- Jobs
A: In the Crawlee sitemap SSRF advisory, which HTTP client does the non-HTTP scheme escalation affect?
B: Rewrite the Crawlee sitemap SSRF advisory starting at "2) Non-HTTP scheme" and ending at "to be http(s).", replacing "Pydantic" with "Pydantic v2".
C: Write the next part of the Crawlee sitemap SSRF advisory, picking up after its final line.
[START Selected extract]
GHSA-3R75-XC34-5F44

Vulnerability from github – Published: 2026-05-21 19:28 – Updated: 2026-05-21 19:28
VLAI
Summary
Crawlee for Python: SSRF via sitemap-derived URLs
Details

Overview

  • Vulnerability type: Blind SSRF
  • Affected components: src/crawlee/_utils/sitemap.py, src/crawlee/_utils/robots.py, src/crawlee/request_loaders/_sitemap_request_loader.py, and all built-in HTTP clients.
  • Trigger: an attacker-controlled sitemap or robots.txt containing a URL that points to an internal host (layer 1) or uses a non-http scheme (layer 2).

Two-layer SSRF via sitemap-derived URLs:

1) Cross-host HTTP SSRF

Base case, affects every HTTP client.** Sitemap entries and robots.txt Sitemap: directives were accepted regardless of the host they pointed to. A sitemap on example.com could push http://internal.corp/admin into the crawler's queue, and the configured HTTP client would dispatch the request.

2) Non-HTTP scheme SSRF

Escalation, only CurlImpersonateHttpClient.** Nested-sitemap fetching dispatches the URL straight to the HTTP client, bypassing the Request construction step where Pydantic enforces http(s). Combined with the libcurl-backed CurlImpersonateHttpClient, this lets gopher://, file://, dict://, ftp://, etc., through.

Root cause

Crawlee already validates URL schemes through Pydantic's AnyHttpUrl (via validate_http_url in src/crawlee/_utils/urls.py) wherever a crawl target is materialised as a Request: the Request.url field is declared as Annotated[str, BeforeValidator(validate_http_url), Field(frozen=True)]. Anything that becomes a Request is therefore guaranteed to be http(s).

Two parts of the sitemap pipeline sidestepped this property in different ways:

1) Sitemap-derived URLs were enqueued without any host policy

SitemapRequestLoader took every <urlset><url><loc> entry, wrapped it in Request.from_url (which accepts any valid http(s) URL), and pushed the result into the request queue. RobotsTxtFile.get_sitemaps() returned every Sitemap: directive verbatim. Neither imposed any host check against the parent sitemap or robots.txt URL, so an attacker controlling that content could push internal-network HTTP URLs into the queue and have them crawled by whichever HTTP client was configured.

2) Nested sitemap fetching bypassed the Request chokepoint entirely

When _XmlSitemapParser encountered <sitemapindex><sitemap><loc>…</loc></sitemap></sitemapindex>, or when RobotsTxtFile.parse_sitemaps forwarded Sitemap: directives into the same pipeline, _fetch_and_process_sitemap dispatched the URL directly to the HTTP client:

async with http_client.stream(
    sitemap_url, 
    method='GET', 
    headers=SITEMAP_HEADERS, 
    proxy_info=proxy_info, 
    timeout=timeout,
) as response:
    ...
[END Selected extract]
[START Extracted records]
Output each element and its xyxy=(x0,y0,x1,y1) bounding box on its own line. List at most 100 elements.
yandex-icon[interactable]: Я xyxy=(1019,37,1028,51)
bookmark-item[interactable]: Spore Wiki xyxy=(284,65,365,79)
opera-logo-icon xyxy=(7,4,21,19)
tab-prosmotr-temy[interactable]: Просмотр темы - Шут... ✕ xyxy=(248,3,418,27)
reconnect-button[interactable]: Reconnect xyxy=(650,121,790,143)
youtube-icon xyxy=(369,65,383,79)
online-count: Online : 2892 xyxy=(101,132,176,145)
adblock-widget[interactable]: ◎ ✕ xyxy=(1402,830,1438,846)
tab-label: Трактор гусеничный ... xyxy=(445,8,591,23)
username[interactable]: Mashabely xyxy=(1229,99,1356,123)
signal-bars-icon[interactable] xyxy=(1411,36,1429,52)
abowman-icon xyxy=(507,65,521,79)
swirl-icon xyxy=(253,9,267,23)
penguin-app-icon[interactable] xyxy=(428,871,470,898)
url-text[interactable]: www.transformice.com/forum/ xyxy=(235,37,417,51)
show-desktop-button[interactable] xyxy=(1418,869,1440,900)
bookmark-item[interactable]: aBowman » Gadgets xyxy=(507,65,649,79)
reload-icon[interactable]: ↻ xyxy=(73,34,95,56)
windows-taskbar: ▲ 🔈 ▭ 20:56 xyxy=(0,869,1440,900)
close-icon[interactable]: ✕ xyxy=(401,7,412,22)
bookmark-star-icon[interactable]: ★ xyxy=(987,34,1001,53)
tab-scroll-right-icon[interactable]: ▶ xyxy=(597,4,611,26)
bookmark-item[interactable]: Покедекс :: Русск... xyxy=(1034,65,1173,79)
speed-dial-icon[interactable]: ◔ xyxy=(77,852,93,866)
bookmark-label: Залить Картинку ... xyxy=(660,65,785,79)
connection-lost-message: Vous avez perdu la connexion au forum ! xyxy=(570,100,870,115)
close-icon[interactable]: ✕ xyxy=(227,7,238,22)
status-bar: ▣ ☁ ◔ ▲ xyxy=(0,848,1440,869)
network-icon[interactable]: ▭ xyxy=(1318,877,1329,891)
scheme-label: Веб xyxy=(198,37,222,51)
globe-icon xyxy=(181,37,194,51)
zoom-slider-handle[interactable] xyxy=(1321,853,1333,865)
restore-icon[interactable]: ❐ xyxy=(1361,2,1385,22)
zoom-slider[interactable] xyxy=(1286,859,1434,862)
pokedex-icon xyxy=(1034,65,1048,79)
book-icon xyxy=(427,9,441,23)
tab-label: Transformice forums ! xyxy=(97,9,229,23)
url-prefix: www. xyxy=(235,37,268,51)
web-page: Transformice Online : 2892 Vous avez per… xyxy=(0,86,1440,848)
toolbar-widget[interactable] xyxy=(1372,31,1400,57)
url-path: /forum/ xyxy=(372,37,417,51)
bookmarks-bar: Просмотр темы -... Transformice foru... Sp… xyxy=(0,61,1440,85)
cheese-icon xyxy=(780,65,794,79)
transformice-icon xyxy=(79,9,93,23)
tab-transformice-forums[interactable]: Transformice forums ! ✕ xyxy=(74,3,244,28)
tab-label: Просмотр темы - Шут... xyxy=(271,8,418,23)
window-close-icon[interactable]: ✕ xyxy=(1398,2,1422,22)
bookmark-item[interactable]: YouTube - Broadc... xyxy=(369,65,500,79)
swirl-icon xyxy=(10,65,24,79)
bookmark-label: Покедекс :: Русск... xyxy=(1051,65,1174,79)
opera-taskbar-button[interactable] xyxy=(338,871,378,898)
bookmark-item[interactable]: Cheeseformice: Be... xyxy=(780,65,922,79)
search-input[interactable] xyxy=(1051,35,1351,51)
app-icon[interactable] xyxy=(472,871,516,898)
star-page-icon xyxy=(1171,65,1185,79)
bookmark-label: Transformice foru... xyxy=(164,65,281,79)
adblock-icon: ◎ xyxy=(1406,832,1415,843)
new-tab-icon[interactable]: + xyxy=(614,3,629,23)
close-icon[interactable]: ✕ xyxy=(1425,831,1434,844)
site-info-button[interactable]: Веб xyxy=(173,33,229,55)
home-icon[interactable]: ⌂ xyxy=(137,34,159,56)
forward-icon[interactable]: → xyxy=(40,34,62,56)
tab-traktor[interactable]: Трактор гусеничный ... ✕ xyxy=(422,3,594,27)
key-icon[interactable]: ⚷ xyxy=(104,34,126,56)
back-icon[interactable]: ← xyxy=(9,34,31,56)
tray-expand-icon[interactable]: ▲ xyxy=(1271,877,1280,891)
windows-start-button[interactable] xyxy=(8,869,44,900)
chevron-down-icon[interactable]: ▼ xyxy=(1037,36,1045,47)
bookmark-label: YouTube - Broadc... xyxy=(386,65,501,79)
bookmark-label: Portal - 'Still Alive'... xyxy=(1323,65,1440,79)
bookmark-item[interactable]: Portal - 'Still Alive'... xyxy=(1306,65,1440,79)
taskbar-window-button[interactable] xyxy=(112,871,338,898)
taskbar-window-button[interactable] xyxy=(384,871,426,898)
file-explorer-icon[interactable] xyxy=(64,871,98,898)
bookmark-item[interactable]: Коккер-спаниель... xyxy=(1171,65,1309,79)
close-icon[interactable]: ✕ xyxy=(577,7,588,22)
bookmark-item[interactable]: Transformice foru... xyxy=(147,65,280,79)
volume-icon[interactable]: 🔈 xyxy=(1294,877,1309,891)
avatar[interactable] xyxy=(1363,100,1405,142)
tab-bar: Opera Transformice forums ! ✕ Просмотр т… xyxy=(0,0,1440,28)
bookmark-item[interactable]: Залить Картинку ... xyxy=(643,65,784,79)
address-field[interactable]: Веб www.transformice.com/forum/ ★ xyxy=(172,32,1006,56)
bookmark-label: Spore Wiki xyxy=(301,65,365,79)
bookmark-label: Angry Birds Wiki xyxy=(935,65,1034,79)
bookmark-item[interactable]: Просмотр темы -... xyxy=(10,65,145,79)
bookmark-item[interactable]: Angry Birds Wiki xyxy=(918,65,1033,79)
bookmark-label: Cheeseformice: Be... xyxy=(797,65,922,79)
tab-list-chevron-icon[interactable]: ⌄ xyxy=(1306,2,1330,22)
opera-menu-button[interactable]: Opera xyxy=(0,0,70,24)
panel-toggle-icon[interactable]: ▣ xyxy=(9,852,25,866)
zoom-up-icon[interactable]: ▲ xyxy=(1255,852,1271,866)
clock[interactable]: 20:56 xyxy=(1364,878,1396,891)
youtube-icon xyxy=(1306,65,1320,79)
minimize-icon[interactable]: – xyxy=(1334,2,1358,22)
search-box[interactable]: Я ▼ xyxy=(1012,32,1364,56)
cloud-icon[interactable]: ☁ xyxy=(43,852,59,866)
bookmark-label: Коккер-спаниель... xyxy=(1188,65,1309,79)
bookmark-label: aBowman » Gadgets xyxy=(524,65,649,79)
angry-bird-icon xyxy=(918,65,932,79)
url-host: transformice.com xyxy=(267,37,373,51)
[END Extracted records]
- Responses
A: CurlImpersonateHttpClient

B:
2) Non-HTTP scheme SSRF

Escalation, only CurlImpersonateHttpClient.** Nested-sitemap fetching dispatches the URL straight to the HTTP client, bypassing the Request construction step where Pydantic v2 enforces http(s). Combined with the libcurl-backed CurlImpersonateHttpClient, this lets gopher://, file://, dict://, ftp://, etc., through.

Root cause

Crawlee already validates URL schemes through Pydantic v2's AnyHttpUrl (via validate_http_url in src/crawlee/_utils/urls.py) wherever a crawl target is materialised as a Request: the Request.url field is declared as Annotated[str, BeforeValidator(validate_http_url), Field(frozen=True)]. Anything that becomes a Request is therefore guaranteed to be http(s).

C:
No Request was constructed, so the Pydantic validator never ran. Before the fix, the HTTP clients' own send_request() and stream() methods did not call validate_http_url either, so a non-http(s) scheme could pass straight through to the backend client.

The non-HTTP escalation in layer 2 is specific to CurlImpersonateHttpClient, which is backed by curl-cffi / libcurl and speaks gopher, file, dict, ftp, and other non-HTTP protocols. The other clients shipped with Crawlee (HttpxHttpClient, ImpitHttpClient, PlaywrightHttpClient) reject non-http(s) schemes at their own backend layer, regardless of what Crawlee passes in, so they were only affected by layer 1.

Vulnerable paths

Layer 1 — cross-host HTTP (all HTTP clients)

  • Source: an attacker-controlled sitemap that lists internal URLs under <urlset><url><loc> or <sitemapindex><sitemap><loc>, or an attacker-controlled robots.txt that lists internal URLs under Sitemap:.
  • Sink: the configured HTTP client issues GET requests against those URLs — either via client.request(url=request.url, …) inside crawl() for regular sitemap URLs, or via client.stream(url, …) inside the nested-sitemap fetch.

Layer 2 — non-HTTP schemes (CurlImpersonateHttpClient only)

  • Source: a nested <sitemap><loc> entry or a robots.txt Sitemap: directive pointing to a non-http(s) URL.
  • Sink: CurlImpersonateHttpClient.stream(...) hands the URL string verbatim to client.request(url=…, …), which dispatches via libcurl.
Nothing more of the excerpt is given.